▶ _Goal_
Reproduce the listing without changes, from its first line through the line containing "y-tick-label: 300 bbox=[110, 297, 138, 316]", with both of those lines included.

▶ _Provided records_
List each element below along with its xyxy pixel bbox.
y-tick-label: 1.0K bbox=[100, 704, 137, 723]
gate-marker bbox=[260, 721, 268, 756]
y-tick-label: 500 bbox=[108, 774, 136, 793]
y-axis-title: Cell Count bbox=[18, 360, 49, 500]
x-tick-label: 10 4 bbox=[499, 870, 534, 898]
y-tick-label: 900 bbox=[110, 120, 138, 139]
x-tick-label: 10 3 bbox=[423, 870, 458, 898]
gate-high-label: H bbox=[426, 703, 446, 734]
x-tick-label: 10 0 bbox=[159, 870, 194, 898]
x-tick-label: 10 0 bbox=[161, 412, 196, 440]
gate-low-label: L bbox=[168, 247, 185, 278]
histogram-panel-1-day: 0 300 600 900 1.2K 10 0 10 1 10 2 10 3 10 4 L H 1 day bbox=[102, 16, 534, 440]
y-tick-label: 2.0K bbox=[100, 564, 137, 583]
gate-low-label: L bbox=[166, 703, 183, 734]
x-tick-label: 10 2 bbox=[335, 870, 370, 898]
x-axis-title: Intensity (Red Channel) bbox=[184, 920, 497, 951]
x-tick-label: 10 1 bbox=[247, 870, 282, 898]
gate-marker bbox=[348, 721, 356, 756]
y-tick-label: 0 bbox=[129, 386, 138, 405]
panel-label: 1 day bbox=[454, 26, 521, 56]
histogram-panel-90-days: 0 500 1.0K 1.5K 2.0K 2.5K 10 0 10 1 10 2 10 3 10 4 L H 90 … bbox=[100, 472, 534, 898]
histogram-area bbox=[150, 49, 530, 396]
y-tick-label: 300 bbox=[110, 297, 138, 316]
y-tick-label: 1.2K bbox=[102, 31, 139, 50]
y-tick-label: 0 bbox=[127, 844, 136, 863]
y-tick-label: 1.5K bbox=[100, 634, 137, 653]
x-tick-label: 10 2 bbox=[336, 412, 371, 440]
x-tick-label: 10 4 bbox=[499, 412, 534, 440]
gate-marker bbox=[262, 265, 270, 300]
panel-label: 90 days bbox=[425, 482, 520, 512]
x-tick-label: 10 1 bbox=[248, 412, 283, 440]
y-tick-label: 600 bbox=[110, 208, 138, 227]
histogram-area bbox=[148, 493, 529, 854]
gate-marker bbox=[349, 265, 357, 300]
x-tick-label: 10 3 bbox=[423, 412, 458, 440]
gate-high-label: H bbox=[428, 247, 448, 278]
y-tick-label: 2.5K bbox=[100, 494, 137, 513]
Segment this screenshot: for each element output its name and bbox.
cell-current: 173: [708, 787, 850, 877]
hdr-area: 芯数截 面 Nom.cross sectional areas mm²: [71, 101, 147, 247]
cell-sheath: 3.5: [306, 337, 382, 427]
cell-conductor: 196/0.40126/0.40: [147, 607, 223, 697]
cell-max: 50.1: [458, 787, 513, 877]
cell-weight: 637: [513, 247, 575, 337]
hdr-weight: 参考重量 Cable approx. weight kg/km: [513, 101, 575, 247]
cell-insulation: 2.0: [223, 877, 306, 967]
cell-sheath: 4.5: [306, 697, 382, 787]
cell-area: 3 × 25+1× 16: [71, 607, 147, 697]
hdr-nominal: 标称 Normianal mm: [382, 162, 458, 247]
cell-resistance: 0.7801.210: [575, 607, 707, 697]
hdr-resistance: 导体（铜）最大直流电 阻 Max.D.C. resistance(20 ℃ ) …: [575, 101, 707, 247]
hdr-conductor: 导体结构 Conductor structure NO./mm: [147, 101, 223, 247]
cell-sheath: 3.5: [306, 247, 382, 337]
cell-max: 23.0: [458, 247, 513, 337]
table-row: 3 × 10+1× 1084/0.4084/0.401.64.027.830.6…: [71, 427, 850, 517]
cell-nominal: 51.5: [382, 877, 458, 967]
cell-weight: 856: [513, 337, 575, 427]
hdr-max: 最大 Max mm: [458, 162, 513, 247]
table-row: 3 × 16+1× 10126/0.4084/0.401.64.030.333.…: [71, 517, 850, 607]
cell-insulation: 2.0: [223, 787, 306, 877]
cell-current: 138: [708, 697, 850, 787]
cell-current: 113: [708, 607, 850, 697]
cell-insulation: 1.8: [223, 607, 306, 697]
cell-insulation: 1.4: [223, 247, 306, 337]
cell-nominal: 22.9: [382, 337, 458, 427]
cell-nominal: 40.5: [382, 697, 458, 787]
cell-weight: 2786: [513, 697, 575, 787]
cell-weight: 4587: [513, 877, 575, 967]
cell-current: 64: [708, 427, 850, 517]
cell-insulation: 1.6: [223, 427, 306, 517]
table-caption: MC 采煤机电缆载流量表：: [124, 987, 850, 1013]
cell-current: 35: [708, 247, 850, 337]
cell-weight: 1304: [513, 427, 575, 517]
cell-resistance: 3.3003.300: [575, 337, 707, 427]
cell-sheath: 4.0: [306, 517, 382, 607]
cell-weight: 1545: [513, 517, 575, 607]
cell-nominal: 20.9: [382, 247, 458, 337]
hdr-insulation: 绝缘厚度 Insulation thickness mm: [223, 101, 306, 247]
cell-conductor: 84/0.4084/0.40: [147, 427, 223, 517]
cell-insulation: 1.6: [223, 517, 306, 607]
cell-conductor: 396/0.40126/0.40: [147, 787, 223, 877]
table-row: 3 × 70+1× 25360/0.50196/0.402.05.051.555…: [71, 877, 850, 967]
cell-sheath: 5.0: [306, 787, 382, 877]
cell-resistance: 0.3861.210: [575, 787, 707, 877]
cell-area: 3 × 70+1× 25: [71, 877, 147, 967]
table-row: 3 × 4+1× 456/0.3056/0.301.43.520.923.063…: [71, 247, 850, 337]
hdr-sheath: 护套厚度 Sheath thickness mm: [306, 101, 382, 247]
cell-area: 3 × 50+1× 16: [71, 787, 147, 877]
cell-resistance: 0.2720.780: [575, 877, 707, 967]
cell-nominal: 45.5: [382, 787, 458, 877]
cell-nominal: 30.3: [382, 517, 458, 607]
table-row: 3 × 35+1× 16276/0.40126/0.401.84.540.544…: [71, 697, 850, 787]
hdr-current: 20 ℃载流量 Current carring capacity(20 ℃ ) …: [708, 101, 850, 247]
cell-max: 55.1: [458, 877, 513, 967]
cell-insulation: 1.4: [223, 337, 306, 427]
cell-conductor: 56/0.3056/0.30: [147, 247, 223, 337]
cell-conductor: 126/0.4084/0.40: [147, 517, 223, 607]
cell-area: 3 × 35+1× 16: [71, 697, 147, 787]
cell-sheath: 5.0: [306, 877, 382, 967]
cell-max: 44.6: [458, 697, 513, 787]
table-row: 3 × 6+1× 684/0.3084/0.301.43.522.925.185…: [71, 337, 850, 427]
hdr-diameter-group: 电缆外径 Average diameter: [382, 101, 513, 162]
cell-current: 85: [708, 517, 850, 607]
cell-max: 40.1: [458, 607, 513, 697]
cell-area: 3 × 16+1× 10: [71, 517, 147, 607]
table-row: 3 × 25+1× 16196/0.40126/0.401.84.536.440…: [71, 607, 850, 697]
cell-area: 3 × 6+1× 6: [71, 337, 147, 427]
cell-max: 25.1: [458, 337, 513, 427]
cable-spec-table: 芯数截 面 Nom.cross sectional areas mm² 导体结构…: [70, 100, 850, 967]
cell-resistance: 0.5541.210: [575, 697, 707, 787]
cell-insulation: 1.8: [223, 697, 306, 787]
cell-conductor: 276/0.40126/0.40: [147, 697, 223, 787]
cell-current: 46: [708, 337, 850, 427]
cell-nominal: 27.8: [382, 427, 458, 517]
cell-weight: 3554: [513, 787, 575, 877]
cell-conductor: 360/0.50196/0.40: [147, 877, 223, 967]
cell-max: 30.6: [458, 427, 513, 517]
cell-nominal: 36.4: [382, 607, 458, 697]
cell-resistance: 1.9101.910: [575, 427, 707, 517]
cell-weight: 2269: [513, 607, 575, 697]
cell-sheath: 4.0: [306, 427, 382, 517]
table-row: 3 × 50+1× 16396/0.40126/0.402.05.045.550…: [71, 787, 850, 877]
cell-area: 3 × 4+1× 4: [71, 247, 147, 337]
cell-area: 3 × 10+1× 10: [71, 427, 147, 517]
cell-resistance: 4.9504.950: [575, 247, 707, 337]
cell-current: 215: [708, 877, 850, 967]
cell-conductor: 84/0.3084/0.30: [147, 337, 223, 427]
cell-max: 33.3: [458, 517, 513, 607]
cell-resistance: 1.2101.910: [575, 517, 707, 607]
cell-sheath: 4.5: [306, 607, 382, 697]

▶ _Result for this task_
List each element below along with its xyxy pixel bbox.
y-tick-label: 1.0K bbox=[100, 704, 137, 723]
gate-marker bbox=[260, 721, 268, 756]
y-tick-label: 500 bbox=[108, 774, 136, 793]
y-axis-title: Cell Count bbox=[18, 360, 49, 500]
x-tick-label: 10 4 bbox=[499, 870, 534, 898]
y-tick-label: 900 bbox=[110, 120, 138, 139]
x-tick-label: 10 3 bbox=[423, 870, 458, 898]
gate-high-label: H bbox=[426, 703, 446, 734]
x-tick-label: 10 0 bbox=[159, 870, 194, 898]
x-tick-label: 10 0 bbox=[161, 412, 196, 440]
gate-low-label: L bbox=[168, 247, 185, 278]
histogram-panel-1-day: 0 300 600 900 1.2K 10 0 10 1 10 2 10 3 10 4 L H 1 day bbox=[102, 16, 534, 440]
y-tick-label: 2.0K bbox=[100, 564, 137, 583]
gate-low-label: L bbox=[166, 703, 183, 734]
x-tick-label: 10 2 bbox=[335, 870, 370, 898]
x-axis-title: Intensity (Red Channel) bbox=[184, 920, 497, 951]
x-tick-label: 10 1 bbox=[247, 870, 282, 898]
gate-marker bbox=[348, 721, 356, 756]
y-tick-label: 0 bbox=[129, 386, 138, 405]
panel-label: 1 day bbox=[454, 26, 521, 56]
histogram-panel-90-days: 0 500 1.0K 1.5K 2.0K 2.5K 10 0 10 1 10 2 10 3 10 4 L H 90 … bbox=[100, 472, 534, 898]
histogram-area bbox=[150, 49, 530, 396]
y-tick-label: 300 bbox=[110, 297, 138, 316]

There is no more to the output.